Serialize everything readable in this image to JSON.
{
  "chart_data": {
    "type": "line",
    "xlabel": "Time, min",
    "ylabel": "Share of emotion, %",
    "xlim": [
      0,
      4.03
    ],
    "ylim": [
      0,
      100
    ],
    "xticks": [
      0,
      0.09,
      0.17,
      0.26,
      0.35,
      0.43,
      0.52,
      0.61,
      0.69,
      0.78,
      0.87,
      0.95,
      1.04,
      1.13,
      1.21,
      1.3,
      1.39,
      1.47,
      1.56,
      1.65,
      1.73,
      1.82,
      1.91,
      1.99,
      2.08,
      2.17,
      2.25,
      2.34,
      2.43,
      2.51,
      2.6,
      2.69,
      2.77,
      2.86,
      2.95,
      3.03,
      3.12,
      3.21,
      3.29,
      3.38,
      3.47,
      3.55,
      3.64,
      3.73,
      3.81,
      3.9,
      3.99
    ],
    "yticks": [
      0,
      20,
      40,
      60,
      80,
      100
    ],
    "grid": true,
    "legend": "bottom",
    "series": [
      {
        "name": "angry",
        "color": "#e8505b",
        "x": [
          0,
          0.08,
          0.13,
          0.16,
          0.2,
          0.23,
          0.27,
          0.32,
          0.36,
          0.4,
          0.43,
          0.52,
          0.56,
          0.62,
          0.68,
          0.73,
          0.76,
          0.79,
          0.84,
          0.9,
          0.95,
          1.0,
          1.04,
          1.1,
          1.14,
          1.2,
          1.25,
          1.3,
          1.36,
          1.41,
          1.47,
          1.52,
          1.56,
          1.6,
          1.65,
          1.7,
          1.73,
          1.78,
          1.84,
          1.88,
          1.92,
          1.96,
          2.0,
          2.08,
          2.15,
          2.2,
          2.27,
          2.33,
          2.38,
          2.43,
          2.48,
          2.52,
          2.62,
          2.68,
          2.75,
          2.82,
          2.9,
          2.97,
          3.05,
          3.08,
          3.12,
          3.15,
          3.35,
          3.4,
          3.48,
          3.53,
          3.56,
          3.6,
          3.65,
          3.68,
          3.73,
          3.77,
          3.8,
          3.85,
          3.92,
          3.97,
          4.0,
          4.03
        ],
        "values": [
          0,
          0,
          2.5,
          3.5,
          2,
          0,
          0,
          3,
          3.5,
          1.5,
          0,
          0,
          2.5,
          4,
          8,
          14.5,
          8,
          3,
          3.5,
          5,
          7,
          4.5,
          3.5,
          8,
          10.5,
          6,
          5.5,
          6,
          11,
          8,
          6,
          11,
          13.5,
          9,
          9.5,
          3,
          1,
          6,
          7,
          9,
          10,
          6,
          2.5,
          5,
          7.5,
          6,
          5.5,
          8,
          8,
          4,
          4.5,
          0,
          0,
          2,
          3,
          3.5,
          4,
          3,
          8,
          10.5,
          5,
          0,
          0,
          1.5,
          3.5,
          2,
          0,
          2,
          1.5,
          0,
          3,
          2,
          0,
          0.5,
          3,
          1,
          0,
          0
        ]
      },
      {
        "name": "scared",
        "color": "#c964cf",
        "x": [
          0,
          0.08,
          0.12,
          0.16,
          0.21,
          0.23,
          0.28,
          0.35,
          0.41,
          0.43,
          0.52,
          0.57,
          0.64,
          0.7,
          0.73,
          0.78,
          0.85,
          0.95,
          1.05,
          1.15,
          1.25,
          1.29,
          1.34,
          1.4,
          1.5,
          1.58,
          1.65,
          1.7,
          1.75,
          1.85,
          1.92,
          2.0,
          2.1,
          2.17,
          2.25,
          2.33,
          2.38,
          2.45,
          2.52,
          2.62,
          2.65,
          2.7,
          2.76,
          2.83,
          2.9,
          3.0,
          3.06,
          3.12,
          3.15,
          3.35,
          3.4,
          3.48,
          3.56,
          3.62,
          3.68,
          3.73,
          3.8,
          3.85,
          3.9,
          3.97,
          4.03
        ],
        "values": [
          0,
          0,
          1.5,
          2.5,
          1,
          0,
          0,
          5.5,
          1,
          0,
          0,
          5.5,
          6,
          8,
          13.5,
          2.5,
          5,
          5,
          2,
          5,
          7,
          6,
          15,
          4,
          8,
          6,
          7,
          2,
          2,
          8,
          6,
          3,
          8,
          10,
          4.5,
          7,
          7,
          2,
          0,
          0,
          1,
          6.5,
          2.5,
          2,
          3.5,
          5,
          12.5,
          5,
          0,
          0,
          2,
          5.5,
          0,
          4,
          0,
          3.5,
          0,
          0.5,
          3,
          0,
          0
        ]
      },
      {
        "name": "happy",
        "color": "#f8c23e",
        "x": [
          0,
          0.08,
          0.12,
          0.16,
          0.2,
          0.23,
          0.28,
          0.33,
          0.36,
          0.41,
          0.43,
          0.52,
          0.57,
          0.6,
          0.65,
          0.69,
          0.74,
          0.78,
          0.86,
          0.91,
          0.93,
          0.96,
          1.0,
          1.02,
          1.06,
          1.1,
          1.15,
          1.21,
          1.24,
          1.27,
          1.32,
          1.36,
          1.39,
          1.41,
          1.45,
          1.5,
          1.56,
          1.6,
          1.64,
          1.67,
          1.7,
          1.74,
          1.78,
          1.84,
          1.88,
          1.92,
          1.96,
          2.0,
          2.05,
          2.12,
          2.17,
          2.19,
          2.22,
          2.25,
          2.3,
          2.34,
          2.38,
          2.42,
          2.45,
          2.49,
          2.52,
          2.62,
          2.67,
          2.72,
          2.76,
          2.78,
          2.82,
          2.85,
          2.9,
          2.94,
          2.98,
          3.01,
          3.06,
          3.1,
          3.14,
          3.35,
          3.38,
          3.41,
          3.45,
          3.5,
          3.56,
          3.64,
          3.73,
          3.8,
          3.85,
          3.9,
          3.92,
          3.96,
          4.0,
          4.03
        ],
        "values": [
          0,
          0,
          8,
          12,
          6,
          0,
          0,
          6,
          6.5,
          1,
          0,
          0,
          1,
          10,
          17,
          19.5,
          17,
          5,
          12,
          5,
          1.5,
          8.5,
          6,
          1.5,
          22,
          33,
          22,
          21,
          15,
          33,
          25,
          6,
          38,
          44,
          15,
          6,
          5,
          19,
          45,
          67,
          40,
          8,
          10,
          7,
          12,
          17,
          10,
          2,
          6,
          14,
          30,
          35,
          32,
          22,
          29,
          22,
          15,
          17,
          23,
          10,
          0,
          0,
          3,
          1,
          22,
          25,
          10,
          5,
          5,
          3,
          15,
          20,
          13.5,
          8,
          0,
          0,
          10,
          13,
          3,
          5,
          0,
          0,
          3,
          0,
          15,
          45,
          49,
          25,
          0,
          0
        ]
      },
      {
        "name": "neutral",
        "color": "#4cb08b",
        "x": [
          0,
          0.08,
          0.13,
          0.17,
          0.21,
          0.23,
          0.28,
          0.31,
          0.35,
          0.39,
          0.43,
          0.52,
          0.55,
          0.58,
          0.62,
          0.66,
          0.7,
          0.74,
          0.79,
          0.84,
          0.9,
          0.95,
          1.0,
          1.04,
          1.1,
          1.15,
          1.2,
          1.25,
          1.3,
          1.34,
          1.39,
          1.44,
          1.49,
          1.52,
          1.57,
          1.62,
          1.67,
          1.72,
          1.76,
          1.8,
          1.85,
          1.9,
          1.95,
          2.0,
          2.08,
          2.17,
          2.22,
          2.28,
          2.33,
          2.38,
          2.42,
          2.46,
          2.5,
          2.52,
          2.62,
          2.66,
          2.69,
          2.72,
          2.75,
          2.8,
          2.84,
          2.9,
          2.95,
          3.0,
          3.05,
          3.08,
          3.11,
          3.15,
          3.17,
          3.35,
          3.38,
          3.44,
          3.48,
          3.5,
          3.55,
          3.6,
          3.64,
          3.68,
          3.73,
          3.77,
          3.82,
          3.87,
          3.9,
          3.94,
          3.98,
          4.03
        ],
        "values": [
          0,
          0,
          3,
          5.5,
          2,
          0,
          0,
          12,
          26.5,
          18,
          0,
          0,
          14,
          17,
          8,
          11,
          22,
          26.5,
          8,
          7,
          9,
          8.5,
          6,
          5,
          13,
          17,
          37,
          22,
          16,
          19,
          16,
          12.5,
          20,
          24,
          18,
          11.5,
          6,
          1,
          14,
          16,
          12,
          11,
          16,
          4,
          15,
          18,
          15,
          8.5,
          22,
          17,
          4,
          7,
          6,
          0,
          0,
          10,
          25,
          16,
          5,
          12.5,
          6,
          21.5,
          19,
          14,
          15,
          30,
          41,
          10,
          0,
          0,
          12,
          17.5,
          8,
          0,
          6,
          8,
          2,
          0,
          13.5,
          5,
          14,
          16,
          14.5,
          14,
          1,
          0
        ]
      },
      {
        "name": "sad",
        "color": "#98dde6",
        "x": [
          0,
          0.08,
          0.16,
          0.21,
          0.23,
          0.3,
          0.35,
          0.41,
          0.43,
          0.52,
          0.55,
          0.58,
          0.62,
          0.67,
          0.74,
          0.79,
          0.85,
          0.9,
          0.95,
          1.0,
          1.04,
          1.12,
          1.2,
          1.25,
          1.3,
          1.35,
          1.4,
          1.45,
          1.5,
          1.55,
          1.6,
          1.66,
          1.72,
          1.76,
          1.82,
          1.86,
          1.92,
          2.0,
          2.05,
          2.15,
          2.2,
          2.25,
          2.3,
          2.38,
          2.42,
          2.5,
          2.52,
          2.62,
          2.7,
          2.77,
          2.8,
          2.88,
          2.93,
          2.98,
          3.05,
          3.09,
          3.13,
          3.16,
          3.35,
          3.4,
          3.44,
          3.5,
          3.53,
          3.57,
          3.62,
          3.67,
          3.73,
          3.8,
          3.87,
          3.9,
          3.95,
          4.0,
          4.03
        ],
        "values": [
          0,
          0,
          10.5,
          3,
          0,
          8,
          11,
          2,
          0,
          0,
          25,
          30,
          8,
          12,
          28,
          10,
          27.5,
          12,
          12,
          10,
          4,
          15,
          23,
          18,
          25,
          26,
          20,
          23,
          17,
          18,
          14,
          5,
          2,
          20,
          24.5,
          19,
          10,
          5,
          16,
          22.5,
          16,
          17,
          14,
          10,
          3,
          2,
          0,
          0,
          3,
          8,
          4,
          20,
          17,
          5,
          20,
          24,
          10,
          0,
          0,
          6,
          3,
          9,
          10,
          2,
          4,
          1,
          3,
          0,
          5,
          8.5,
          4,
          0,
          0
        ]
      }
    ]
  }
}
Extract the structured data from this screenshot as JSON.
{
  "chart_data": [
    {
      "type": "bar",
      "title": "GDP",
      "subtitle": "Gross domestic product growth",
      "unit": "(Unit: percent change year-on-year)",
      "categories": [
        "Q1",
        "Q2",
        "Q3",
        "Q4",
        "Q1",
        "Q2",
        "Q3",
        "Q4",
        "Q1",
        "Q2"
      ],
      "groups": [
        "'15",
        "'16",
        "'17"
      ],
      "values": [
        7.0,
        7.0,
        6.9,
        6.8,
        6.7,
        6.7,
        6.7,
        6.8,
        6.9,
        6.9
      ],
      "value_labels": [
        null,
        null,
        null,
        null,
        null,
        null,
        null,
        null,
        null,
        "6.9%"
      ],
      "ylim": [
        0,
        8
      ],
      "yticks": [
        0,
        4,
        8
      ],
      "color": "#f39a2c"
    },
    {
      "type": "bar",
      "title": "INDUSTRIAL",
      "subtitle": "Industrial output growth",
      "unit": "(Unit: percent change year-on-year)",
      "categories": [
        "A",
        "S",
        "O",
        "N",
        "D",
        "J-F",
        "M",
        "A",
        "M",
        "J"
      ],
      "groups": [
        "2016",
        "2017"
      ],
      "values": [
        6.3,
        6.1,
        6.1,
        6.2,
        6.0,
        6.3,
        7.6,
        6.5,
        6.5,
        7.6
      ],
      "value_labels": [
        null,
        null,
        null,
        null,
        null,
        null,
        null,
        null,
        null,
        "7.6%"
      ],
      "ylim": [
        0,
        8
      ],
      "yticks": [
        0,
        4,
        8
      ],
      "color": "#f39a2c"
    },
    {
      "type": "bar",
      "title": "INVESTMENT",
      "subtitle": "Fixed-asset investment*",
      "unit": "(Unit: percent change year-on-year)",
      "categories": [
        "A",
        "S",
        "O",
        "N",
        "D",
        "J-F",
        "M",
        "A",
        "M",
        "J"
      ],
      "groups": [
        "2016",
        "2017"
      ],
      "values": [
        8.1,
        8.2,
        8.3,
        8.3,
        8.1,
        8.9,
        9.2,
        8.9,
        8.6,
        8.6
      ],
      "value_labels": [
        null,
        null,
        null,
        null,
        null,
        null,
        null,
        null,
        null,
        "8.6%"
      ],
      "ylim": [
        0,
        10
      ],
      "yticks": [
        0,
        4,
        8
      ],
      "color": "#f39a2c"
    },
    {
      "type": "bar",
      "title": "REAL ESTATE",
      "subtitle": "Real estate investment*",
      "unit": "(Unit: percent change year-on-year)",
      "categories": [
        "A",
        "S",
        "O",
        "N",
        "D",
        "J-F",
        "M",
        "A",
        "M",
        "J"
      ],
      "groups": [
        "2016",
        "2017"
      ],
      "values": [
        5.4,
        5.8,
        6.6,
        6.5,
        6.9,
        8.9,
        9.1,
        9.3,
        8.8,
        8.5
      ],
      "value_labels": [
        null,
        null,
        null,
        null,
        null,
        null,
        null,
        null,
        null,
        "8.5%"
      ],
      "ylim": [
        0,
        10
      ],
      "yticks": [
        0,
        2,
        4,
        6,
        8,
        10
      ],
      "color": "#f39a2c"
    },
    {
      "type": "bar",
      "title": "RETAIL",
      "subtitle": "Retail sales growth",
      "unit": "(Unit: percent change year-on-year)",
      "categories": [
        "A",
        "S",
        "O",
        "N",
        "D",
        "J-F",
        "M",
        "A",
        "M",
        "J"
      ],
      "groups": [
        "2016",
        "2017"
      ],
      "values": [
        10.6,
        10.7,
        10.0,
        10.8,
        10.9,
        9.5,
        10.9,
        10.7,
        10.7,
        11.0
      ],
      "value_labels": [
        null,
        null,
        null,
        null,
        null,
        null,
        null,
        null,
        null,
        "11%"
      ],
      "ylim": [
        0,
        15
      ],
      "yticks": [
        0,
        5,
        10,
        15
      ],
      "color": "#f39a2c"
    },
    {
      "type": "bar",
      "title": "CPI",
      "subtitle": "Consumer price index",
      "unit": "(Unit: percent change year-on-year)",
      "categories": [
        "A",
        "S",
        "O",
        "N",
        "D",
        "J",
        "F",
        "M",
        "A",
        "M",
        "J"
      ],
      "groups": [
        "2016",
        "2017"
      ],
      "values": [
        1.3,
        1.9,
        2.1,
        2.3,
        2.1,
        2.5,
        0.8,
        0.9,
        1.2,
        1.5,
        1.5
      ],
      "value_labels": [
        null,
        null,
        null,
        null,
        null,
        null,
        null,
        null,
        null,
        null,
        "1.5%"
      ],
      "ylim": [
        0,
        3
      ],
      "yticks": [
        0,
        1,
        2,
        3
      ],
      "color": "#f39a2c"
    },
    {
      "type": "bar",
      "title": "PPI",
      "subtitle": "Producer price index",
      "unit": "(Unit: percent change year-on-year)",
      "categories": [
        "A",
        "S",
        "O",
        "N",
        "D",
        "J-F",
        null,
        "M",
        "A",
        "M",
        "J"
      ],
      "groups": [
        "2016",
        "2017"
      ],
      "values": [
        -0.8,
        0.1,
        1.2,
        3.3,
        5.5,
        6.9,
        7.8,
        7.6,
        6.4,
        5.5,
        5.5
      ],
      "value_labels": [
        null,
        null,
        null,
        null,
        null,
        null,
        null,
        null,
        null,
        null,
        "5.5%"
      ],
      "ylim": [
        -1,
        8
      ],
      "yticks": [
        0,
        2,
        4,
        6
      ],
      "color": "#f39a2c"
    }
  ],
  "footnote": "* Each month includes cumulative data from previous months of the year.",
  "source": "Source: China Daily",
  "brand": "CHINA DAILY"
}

....................

• Goal of the exercise
Wherever "subtitle" shows up in a line, copy that line.

• Task result
      "subtitle": "Gross domestic product growth",
      "subtitle": "Industrial output growth",
      "subtitle": "Fixed-asset investment*",
      "subtitle": "Real estate investment*",
      "subtitle": "Retail sales growth",
      "subtitle": "Consumer price index",
      "subtitle": "Producer price index",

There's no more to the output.